*SOURCE MATERIAL:*
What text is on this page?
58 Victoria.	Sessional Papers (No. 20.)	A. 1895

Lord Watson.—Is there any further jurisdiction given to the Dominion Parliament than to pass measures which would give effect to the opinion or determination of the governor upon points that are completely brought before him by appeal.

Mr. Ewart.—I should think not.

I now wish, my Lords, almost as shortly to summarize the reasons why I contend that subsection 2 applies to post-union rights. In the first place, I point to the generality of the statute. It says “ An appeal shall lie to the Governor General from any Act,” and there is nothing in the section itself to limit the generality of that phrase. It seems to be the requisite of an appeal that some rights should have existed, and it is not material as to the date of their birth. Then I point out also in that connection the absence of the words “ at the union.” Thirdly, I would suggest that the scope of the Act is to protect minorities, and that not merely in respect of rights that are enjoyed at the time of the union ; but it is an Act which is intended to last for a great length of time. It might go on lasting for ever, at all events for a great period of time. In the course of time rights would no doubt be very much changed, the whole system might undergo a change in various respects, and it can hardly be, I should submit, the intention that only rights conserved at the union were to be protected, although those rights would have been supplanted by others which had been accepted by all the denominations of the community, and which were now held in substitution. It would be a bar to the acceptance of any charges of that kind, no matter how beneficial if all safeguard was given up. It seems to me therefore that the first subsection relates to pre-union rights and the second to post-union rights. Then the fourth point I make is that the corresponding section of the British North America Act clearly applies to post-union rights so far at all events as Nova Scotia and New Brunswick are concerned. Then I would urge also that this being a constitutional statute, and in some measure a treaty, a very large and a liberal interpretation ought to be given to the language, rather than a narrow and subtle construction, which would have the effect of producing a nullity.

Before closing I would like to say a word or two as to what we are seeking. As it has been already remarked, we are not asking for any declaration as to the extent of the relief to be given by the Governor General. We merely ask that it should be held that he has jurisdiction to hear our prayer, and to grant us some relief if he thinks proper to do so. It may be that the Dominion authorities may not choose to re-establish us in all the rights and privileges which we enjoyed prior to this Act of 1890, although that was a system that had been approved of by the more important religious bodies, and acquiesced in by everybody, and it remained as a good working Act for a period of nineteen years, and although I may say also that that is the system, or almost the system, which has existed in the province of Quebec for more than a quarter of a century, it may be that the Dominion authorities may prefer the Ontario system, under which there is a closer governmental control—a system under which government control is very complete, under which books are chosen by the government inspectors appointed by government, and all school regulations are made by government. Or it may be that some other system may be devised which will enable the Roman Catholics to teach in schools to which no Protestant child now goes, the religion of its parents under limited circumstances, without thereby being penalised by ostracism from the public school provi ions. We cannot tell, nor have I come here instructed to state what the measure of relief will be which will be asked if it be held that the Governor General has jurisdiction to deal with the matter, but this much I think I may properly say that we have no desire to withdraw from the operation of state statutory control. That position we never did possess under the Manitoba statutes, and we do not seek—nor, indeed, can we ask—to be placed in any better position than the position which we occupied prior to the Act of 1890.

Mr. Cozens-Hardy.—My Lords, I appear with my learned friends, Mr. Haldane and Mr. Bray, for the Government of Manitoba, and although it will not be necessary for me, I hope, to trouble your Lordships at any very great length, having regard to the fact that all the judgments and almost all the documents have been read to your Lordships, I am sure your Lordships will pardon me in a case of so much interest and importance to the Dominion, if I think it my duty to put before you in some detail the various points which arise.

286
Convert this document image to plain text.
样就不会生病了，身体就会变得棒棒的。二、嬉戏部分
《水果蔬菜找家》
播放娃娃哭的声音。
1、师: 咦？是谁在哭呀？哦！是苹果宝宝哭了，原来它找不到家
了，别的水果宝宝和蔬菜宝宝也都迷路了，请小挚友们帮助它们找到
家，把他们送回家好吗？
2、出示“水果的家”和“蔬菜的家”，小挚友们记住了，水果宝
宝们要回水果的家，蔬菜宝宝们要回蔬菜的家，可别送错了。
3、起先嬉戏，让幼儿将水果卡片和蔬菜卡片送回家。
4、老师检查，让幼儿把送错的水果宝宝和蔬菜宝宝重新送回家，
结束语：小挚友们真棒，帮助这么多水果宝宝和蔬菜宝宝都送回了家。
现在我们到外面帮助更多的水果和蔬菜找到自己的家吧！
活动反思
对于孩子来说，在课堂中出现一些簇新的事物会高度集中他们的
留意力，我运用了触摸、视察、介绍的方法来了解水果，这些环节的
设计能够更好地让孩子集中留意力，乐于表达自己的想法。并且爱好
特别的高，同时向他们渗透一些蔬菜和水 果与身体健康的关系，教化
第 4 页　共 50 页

*WHAT YOU SHOULD DO:*
Find each line holding "text". Copy it out.

*CORRECT RESPONSE:*
What text is on this page?
Convert this document image to plain text.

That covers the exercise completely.